THE EXERCISE: Pick out each line in these entries that contains the string "専用ソフト".

Stored dataset items:
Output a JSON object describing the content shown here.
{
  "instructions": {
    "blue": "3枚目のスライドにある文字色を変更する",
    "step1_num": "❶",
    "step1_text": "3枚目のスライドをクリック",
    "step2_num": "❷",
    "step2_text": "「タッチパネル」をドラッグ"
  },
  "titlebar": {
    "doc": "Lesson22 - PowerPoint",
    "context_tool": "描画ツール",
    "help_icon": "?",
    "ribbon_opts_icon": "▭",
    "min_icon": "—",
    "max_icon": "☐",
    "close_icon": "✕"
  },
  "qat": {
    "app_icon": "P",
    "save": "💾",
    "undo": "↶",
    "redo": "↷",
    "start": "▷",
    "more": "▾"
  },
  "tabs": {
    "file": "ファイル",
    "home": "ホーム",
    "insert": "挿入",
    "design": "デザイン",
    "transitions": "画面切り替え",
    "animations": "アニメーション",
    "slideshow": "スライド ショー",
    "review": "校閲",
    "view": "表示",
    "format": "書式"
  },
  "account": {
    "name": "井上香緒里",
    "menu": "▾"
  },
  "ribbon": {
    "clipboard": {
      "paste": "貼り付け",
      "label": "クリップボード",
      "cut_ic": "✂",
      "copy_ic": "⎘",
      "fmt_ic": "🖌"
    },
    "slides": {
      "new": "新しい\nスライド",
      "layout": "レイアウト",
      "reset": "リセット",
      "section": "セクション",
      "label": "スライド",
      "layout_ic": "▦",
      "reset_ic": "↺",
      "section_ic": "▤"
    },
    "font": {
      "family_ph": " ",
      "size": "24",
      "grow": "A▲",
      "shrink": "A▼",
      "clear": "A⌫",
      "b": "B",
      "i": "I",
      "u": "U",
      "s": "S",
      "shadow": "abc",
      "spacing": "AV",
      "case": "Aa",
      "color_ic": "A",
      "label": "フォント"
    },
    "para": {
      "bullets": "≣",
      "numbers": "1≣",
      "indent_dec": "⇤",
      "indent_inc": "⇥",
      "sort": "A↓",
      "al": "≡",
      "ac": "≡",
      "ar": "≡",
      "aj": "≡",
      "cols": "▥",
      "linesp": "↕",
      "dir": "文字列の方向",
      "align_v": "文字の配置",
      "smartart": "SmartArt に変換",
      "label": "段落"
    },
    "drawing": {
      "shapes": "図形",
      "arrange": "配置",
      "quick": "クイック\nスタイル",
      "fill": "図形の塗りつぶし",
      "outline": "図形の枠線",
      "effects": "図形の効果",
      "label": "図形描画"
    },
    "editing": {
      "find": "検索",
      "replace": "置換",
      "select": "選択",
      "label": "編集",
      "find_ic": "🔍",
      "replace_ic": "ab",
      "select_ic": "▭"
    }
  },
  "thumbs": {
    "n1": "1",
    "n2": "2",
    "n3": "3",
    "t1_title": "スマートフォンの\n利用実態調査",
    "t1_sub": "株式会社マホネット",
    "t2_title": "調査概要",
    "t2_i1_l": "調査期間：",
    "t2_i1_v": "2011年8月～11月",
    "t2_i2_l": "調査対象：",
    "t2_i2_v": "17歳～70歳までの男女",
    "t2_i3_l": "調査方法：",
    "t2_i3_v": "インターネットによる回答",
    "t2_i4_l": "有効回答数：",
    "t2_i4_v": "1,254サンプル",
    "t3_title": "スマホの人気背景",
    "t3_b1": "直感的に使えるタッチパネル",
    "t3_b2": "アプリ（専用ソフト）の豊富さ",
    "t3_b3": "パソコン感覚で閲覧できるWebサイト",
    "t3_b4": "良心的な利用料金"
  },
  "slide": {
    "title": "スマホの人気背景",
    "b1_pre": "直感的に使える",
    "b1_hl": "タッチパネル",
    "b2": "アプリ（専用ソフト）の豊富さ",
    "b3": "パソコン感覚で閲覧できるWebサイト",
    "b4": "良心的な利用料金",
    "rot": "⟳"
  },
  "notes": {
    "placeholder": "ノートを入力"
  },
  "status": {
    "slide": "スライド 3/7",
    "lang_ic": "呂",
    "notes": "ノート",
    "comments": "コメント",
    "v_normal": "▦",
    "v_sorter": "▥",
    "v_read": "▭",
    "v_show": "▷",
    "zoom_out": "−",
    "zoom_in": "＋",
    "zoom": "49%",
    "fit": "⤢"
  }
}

SOLUTION TO THE EXERCISE:
    "t3_b2": "アプリ（専用ソフト）の豊富さ",
    "b2": "アプリ（専用ソフト）の豊富さ",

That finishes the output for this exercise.